:: DATASET RECORDS ::
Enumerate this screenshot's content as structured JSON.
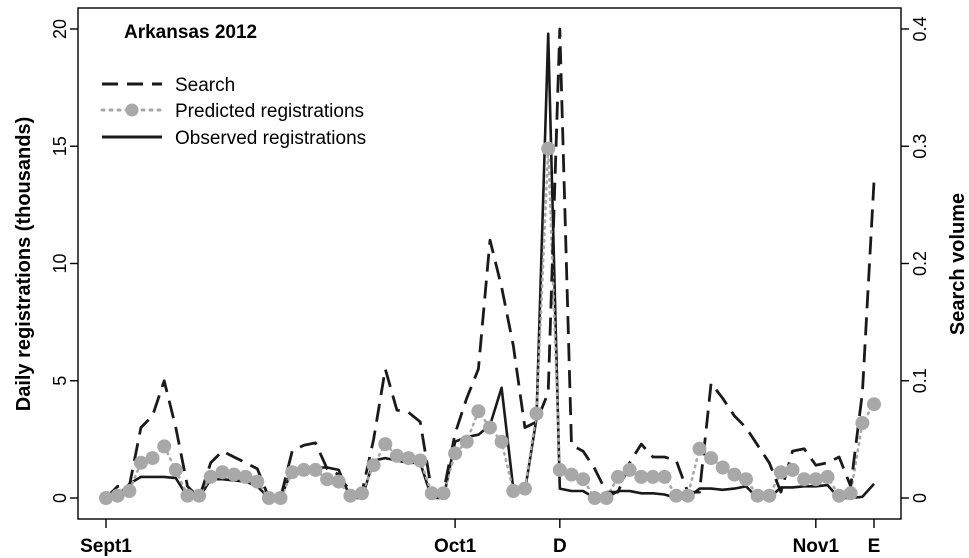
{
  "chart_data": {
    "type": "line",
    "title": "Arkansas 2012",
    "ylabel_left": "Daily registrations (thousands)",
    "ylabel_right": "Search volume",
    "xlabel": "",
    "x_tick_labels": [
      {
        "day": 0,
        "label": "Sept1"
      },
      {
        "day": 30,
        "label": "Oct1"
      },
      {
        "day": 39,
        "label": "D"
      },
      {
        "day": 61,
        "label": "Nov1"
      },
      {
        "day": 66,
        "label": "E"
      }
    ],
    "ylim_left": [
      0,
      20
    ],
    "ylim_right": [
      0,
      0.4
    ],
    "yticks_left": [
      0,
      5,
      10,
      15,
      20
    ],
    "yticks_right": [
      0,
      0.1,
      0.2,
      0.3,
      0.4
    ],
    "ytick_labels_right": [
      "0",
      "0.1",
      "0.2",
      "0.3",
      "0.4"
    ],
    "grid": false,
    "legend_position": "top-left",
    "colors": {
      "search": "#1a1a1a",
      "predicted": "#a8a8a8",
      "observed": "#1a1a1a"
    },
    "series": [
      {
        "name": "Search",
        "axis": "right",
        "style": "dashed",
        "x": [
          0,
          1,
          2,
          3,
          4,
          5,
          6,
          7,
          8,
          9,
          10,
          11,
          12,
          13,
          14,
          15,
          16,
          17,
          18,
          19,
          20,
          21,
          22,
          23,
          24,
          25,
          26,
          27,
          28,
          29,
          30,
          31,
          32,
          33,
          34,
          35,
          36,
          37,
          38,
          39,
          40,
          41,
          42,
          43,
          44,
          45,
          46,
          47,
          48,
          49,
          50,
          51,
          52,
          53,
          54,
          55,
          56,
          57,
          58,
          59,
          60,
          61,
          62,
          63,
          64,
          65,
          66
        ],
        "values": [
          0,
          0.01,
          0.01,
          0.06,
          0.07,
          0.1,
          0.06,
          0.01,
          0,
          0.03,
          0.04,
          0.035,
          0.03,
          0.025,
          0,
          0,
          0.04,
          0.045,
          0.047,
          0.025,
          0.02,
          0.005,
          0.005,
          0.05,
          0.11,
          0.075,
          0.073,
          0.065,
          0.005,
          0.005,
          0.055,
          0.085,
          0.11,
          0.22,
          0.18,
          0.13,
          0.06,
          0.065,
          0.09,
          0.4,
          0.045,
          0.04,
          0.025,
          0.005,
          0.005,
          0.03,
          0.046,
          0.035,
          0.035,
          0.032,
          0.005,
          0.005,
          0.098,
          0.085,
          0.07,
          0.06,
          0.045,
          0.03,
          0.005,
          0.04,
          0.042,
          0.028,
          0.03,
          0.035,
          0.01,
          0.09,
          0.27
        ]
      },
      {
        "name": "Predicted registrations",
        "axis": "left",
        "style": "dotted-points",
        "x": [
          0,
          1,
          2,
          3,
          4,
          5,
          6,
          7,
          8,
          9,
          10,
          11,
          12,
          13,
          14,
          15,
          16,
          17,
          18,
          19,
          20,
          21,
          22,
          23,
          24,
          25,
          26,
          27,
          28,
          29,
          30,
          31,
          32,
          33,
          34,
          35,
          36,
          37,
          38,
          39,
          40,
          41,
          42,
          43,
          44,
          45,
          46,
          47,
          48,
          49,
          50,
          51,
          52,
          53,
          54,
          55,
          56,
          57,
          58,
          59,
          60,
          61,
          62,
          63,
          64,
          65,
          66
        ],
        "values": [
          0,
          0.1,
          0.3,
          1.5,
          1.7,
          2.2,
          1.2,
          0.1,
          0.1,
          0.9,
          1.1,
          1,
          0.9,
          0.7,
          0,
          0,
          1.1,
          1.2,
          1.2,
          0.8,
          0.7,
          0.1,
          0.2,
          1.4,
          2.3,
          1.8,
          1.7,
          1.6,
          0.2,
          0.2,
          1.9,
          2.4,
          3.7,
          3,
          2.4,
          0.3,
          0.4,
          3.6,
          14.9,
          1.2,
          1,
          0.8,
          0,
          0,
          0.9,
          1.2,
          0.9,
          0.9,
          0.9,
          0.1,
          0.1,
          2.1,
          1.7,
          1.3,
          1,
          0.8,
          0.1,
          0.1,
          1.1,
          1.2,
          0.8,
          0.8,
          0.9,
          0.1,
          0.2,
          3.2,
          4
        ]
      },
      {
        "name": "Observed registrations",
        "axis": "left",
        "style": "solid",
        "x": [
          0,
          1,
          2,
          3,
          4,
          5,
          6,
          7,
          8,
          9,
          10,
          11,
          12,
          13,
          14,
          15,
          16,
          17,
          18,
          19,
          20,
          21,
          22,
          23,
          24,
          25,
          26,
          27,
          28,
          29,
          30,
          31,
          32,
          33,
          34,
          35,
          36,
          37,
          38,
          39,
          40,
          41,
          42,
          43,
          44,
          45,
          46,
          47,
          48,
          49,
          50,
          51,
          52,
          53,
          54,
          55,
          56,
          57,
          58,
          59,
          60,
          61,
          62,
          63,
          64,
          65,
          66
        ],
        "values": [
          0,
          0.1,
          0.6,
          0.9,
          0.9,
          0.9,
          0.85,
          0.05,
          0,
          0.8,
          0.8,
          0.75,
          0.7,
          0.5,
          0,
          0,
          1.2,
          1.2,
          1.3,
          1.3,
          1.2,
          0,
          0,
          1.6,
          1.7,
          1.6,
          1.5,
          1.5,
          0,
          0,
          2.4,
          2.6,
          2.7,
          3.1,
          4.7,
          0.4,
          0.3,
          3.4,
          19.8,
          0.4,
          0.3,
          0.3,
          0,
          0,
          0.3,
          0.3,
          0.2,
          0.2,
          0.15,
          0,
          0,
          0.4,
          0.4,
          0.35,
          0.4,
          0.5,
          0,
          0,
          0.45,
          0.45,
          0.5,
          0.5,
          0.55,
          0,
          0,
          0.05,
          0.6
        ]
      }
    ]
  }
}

:: PROBLEM TO SOLVE ::
Leave every image out, and retype the material exactly.

:: THE COMPLETED TASK ::
Enumerate this screenshot's content as structured JSON.
{
  "chart_data": {
    "type": "line",
    "title": "Arkansas 2012",
    "ylabel_left": "Daily registrations (thousands)",
    "ylabel_right": "Search volume",
    "xlabel": "",
    "x_tick_labels": [
      {
        "day": 0,
        "label": "Sept1"
      },
      {
        "day": 30,
        "label": "Oct1"
      },
      {
        "day": 39,
        "label": "D"
      },
      {
        "day": 61,
        "label": "Nov1"
      },
      {
        "day": 66,
        "label": "E"
      }
    ],
    "ylim_left": [
      0,
      20
    ],
    "ylim_right": [
      0,
      0.4
    ],
    "yticks_left": [
      0,
      5,
      10,
      15,
      20
    ],
    "yticks_right": [
      0,
      0.1,
      0.2,
      0.3,
      0.4
    ],
    "ytick_labels_right": [
      "0",
      "0.1",
      "0.2",
      "0.3",
      "0.4"
    ],
    "grid": false,
    "legend_position": "top-left",
    "colors": {
      "search": "#1a1a1a",
      "predicted": "#a8a8a8",
      "observed": "#1a1a1a"
    },
    "series": [
      {
        "name": "Search",
        "axis": "right",
        "style": "dashed",
        "x": [
          0,
          1,
          2,
          3,
          4,
          5,
          6,
          7,
          8,
          9,
          10,
          11,
          12,
          13,
          14,
          15,
          16,
          17,
          18,
          19,
          20,
          21,
          22,
          23,
          24,
          25,
          26,
          27,
          28,
          29,
          30,
          31,
          32,
          33,
          34,
          35,
          36,
          37,
          38,
          39,
          40,
          41,
          42,
          43,
          44,
          45,
          46,
          47,
          48,
          49,
          50,
          51,
          52,
          53,
          54,
          55,
          56,
          57,
          58,
          59,
          60,
          61,
          62,
          63,
          64,
          65,
          66
        ],
        "values": [
          0,
          0.01,
          0.01,
          0.06,
          0.07,
          0.1,
          0.06,
          0.01,
          0,
          0.03,
          0.04,
          0.035,
          0.03,
          0.025,
          0,
          0,
          0.04,
          0.045,
          0.047,
          0.025,
          0.02,
          0.005,
          0.005,
          0.05,
          0.11,
          0.075,
          0.073,
          0.065,
          0.005,
          0.005,
          0.055,
          0.085,
          0.11,
          0.22,
          0.18,
          0.13,
          0.06,
          0.065,
          0.09,
          0.4,
          0.045,
          0.04,
          0.025,
          0.005,
          0.005,
          0.03,
          0.046,
          0.035,
          0.035,
          0.032,
          0.005,
          0.005,
          0.098,
          0.085,
          0.07,
          0.06,
          0.045,
          0.03,
          0.005,
          0.04,
          0.042,
          0.028,
          0.03,
          0.035,
          0.01,
          0.09,
          0.27
        ]
      },
      {
        "name": "Predicted registrations",
        "axis": "left",
        "style": "dotted-points",
        "x": [
          0,
          1,
          2,
          3,
          4,
          5,
          6,
          7,
          8,
          9,
          10,
          11,
          12,
          13,
          14,
          15,
          16,
          17,
          18,
          19,
          20,
          21,
          22,
          23,
          24,
          25,
          26,
          27,
          28,
          29,
          30,
          31,
          32,
          33,
          34,
          35,
          36,
          37,
          38,
          39,
          40,
          41,
          42,
          43,
          44,
          45,
          46,
          47,
          48,
          49,
          50,
          51,
          52,
          53,
          54,
          55,
          56,
          57,
          58,
          59,
          60,
          61,
          62,
          63,
          64,
          65,
          66
        ],
        "values": [
          0,
          0.1,
          0.3,
          1.5,
          1.7,
          2.2,
          1.2,
          0.1,
          0.1,
          0.9,
          1.1,
          1,
          0.9,
          0.7,
          0,
          0,
          1.1,
          1.2,
          1.2,
          0.8,
          0.7,
          0.1,
          0.2,
          1.4,
          2.3,
          1.8,
          1.7,
          1.6,
          0.2,
          0.2,
          1.9,
          2.4,
          3.7,
          3,
          2.4,
          0.3,
          0.4,
          3.6,
          14.9,
          1.2,
          1,
          0.8,
          0,
          0,
          0.9,
          1.2,
          0.9,
          0.9,
          0.9,
          0.1,
          0.1,
          2.1,
          1.7,
          1.3,
          1,
          0.8,
          0.1,
          0.1,
          1.1,
          1.2,
          0.8,
          0.8,
          0.9,
          0.1,
          0.2,
          3.2,
          4
        ]
      },
      {
        "name": "Observed registrations",
        "axis": "left",
        "style": "solid",
        "x": [
          0,
          1,
          2,
          3,
          4,
          5,
          6,
          7,
          8,
          9,
          10,
          11,
          12,
          13,
          14,
          15,
          16,
          17,
          18,
          19,
          20,
          21,
          22,
          23,
          24,
          25,
          26,
          27,
          28,
          29,
          30,
          31,
          32,
          33,
          34,
          35,
          36,
          37,
          38,
          39,
          40,
          41,
          42,
          43,
          44,
          45,
          46,
          47,
          48,
          49,
          50,
          51,
          52,
          53,
          54,
          55,
          56,
          57,
          58,
          59,
          60,
          61,
          62,
          63,
          64,
          65,
          66
        ],
        "values": [
          0,
          0.1,
          0.6,
          0.9,
          0.9,
          0.9,
          0.85,
          0.05,
          0,
          0.8,
          0.8,
          0.75,
          0.7,
          0.5,
          0,
          0,
          1.2,
          1.2,
          1.3,
          1.3,
          1.2,
          0,
          0,
          1.6,
          1.7,
          1.6,
          1.5,
          1.5,
          0,
          0,
          2.4,
          2.6,
          2.7,
          3.1,
          4.7,
          0.4,
          0.3,
          3.4,
          19.8,
          0.4,
          0.3,
          0.3,
          0,
          0,
          0.3,
          0.3,
          0.2,
          0.2,
          0.15,
          0,
          0,
          0.4,
          0.4,
          0.35,
          0.4,
          0.5,
          0,
          0,
          0.45,
          0.45,
          0.5,
          0.5,
          0.55,
          0,
          0,
          0.05,
          0.6
        ]
      }
    ]
  }
}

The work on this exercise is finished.